• What the task requires
Reproduce the entries word for word but drop every picture.

Data listing: Begin

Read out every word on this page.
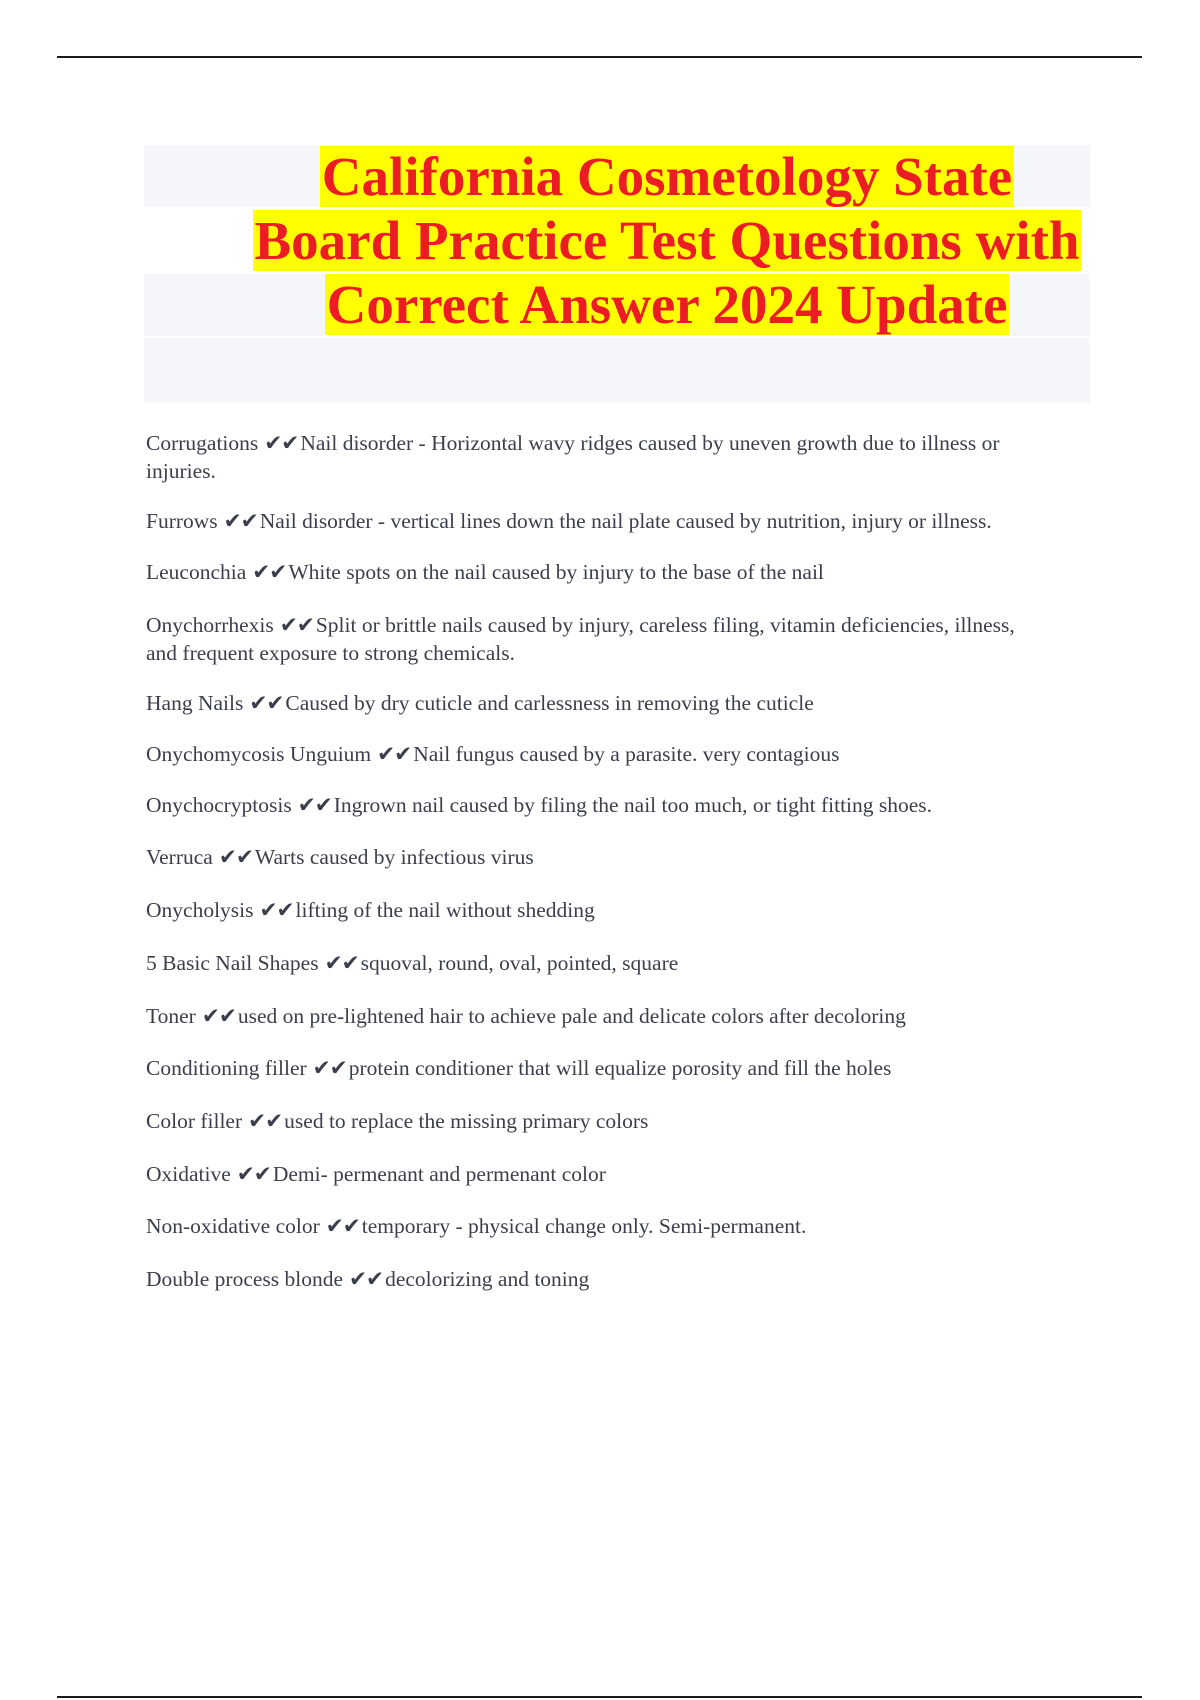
California Cosmetology State Board Practice Test Questions with Correct Answer 2024 Update
Corrugations ✔✔Nail disorder - Horizontal wavy ridges caused by uneven growth due to illness or injuries.
Furrows ✔✔Nail disorder - vertical lines down the nail plate caused by nutrition, injury or illness.
Leuconchia ✔✔White spots on the nail caused by injury to the base of the nail
Onychorrhexis ✔✔Split or brittle nails caused by injury, careless filing, vitamin deficiencies, illness, and frequent exposure to strong chemicals.
Hang Nails ✔✔Caused by dry cuticle and carlessness in removing the cuticle
Onychomycosis Unguium ✔✔Nail fungus caused by a parasite. very contagious
Onychocryptosis ✔✔Ingrown nail caused by filing the nail too much, or tight fitting shoes.
Verruca ✔✔Warts caused by infectious virus
Onycholysis ✔✔lifting of the nail without shedding
5 Basic Nail Shapes ✔✔squoval, round, oval, pointed, square
Toner ✔✔used on pre-lightened hair to achieve pale and delicate colors after decoloring
Conditioning filler ✔✔protein conditioner that will equalize porosity and fill the holes
Color filler ✔✔used to replace the missing primary colors
Oxidative ✔✔Demi- permenant and permenant color
Non-oxidative color ✔✔temporary - physical change only. Semi-permanent.
Double process blonde ✔✔decolorizing and toning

Data listing: End

• Result for this task
Read out every word on this page.
California Cosmetology State Board Practice Test Questions with Correct Answer 2024 Update
Corrugations ✔✔Nail disorder - Horizontal wavy ridges caused by uneven growth due to illness or injuries.
Furrows ✔✔Nail disorder - vertical lines down the nail plate caused by nutrition, injury or illness.
Leuconchia ✔✔White spots on the nail caused by injury to the base of the nail
Onychorrhexis ✔✔Split or brittle nails caused by injury, careless filing, vitamin deficiencies, illness, and frequent exposure to strong chemicals.
Hang Nails ✔✔Caused by dry cuticle and carlessness in removing the cuticle
Onychomycosis Unguium ✔✔Nail fungus caused by a parasite. very contagious
Onychocryptosis ✔✔Ingrown nail caused by filing the nail too much, or tight fitting shoes.
Verruca ✔✔Warts caused by infectious virus
Onycholysis ✔✔lifting of the nail without shedding
5 Basic Nail Shapes ✔✔squoval, round, oval, pointed, square
Toner ✔✔used on pre-lightened hair to achieve pale and delicate colors after decoloring
Conditioning filler ✔✔protein conditioner that will equalize porosity and fill the holes
Color filler ✔✔used to replace the missing primary colors
Oxidative ✔✔Demi- permenant and permenant color
Non-oxidative color ✔✔temporary - physical change only. Semi-permanent.
Double process blonde ✔✔decolorizing and toning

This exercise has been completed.